## SUPPLIED ENTRIES
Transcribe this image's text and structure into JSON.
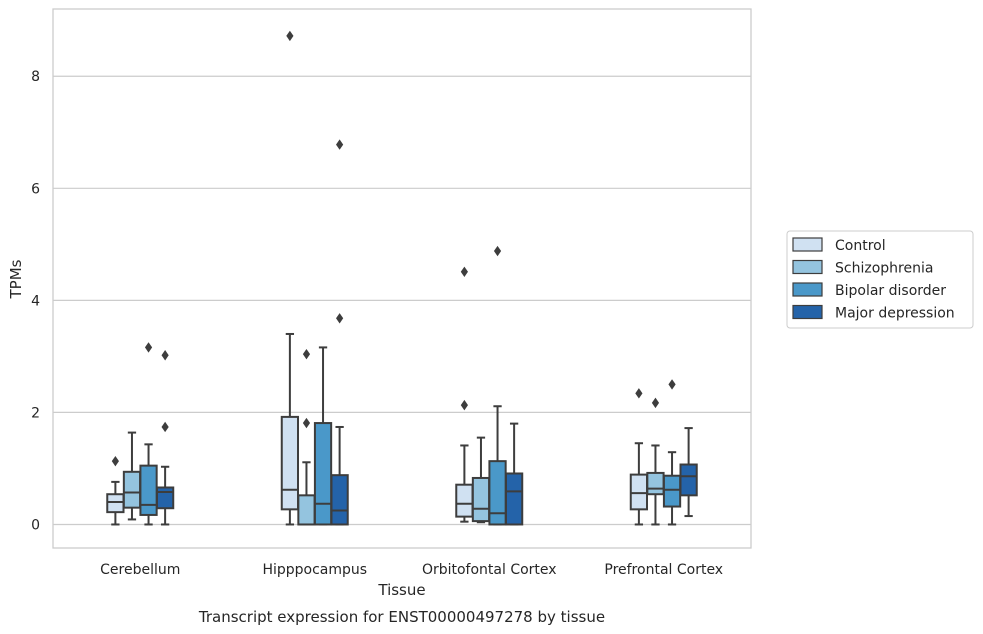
{
  "chart_data": {
    "type": "box",
    "title": "",
    "caption": "Transcript expression for ENST00000497278 by tissue",
    "xlabel": "Tissue",
    "ylabel": "TPMs",
    "ylim": [
      -0.42,
      9.2
    ],
    "yticks": [
      0,
      2,
      4,
      6,
      8
    ],
    "grid": "horizontal",
    "legend_position": "right",
    "categories": [
      "Cerebellum",
      "Hipppocampus",
      "Orbitofontal Cortex",
      "Prefrontal Cortex"
    ],
    "series": [
      {
        "name": "Control",
        "color": "#d0e1f2",
        "boxes": [
          {
            "whisker_low": 0.0,
            "q1": 0.22,
            "median": 0.4,
            "q3": 0.54,
            "whisker_high": 0.76,
            "outliers": [
              1.13
            ]
          },
          {
            "whisker_low": 0.0,
            "q1": 0.27,
            "median": 0.62,
            "q3": 1.92,
            "whisker_high": 3.4,
            "outliers": [
              8.72
            ]
          },
          {
            "whisker_low": 0.05,
            "q1": 0.14,
            "median": 0.37,
            "q3": 0.71,
            "whisker_high": 1.41,
            "outliers": [
              2.13,
              4.51
            ]
          },
          {
            "whisker_low": 0.0,
            "q1": 0.27,
            "median": 0.56,
            "q3": 0.89,
            "whisker_high": 1.45,
            "outliers": [
              2.34
            ]
          }
        ]
      },
      {
        "name": "Schizophrenia",
        "color": "#94c4df",
        "boxes": [
          {
            "whisker_low": 0.09,
            "q1": 0.3,
            "median": 0.57,
            "q3": 0.94,
            "whisker_high": 1.64,
            "outliers": []
          },
          {
            "whisker_low": 0.0,
            "q1": 0.0,
            "median": 0.0,
            "q3": 0.52,
            "whisker_high": 1.11,
            "outliers": [
              1.81,
              3.04
            ]
          },
          {
            "whisker_low": 0.04,
            "q1": 0.06,
            "median": 0.28,
            "q3": 0.83,
            "whisker_high": 1.55,
            "outliers": []
          },
          {
            "whisker_low": 0.0,
            "q1": 0.54,
            "median": 0.64,
            "q3": 0.92,
            "whisker_high": 1.41,
            "outliers": [
              2.17
            ]
          }
        ]
      },
      {
        "name": "Bipolar disorder",
        "color": "#4a98c9",
        "boxes": [
          {
            "whisker_low": 0.0,
            "q1": 0.17,
            "median": 0.35,
            "q3": 1.05,
            "whisker_high": 1.43,
            "outliers": [
              3.16
            ]
          },
          {
            "whisker_low": 0.0,
            "q1": 0.0,
            "median": 0.37,
            "q3": 1.81,
            "whisker_high": 3.16,
            "outliers": []
          },
          {
            "whisker_low": 0.0,
            "q1": 0.0,
            "median": 0.2,
            "q3": 1.13,
            "whisker_high": 2.11,
            "outliers": [
              4.88
            ]
          },
          {
            "whisker_low": 0.0,
            "q1": 0.32,
            "median": 0.62,
            "q3": 0.87,
            "whisker_high": 1.29,
            "outliers": [
              2.5
            ]
          }
        ]
      },
      {
        "name": "Major depression",
        "color": "#2463a9",
        "boxes": [
          {
            "whisker_low": 0.0,
            "q1": 0.29,
            "median": 0.58,
            "q3": 0.66,
            "whisker_high": 1.03,
            "outliers": [
              1.74,
              3.02
            ]
          },
          {
            "whisker_low": 0.0,
            "q1": 0.0,
            "median": 0.25,
            "q3": 0.88,
            "whisker_high": 1.74,
            "outliers": [
              3.68,
              6.78
            ]
          },
          {
            "whisker_low": 0.0,
            "q1": 0.0,
            "median": 0.59,
            "q3": 0.91,
            "whisker_high": 1.8,
            "outliers": []
          },
          {
            "whisker_low": 0.15,
            "q1": 0.52,
            "median": 0.86,
            "q3": 1.07,
            "whisker_high": 1.72,
            "outliers": []
          }
        ]
      }
    ]
  }
}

## WHAT IS BEING ASKED
Copy out each line of the material that holds the word "Cortex".

## EXERCISE RESULT
      "Orbitofontal Cortex",
      "Prefrontal Cortex"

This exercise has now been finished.